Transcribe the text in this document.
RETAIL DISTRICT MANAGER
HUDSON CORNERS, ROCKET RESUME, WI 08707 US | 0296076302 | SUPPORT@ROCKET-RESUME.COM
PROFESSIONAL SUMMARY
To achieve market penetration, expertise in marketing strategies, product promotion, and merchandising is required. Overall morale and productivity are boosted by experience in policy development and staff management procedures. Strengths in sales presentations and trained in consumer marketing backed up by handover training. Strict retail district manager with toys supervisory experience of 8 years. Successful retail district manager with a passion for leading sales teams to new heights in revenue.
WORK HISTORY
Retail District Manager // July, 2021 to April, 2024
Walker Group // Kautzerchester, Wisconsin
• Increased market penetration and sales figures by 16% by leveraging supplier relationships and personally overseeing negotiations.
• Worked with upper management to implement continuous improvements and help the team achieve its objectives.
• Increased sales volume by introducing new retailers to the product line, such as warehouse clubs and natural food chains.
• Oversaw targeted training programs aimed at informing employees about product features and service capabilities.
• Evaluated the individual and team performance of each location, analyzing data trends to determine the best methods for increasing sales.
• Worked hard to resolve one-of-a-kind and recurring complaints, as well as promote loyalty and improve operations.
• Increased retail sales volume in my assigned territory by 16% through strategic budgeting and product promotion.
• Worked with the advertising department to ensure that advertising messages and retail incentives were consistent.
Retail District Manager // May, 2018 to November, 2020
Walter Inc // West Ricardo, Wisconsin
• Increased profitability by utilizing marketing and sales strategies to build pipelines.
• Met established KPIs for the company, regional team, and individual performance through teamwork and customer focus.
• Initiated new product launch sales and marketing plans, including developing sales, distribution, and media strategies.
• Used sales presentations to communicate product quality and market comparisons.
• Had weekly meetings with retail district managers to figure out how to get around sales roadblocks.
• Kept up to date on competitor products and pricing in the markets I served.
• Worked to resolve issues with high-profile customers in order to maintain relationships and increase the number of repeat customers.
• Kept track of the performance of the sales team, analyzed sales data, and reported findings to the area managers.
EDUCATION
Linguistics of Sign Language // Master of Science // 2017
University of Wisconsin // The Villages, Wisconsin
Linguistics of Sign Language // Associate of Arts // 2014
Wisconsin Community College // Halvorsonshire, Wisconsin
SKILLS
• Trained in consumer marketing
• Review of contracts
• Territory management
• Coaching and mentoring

☆ ☆ ☆ ☆ ☆

Check all the records above and select each line where the string "volume" is found.

| Result |
• Increased sales volume by introducing new retailers to the product line, such as warehouse clubs and natural food chains.
• Increased retail sales volume in my assigned territory by 16% through strategic budgeting and product promotion.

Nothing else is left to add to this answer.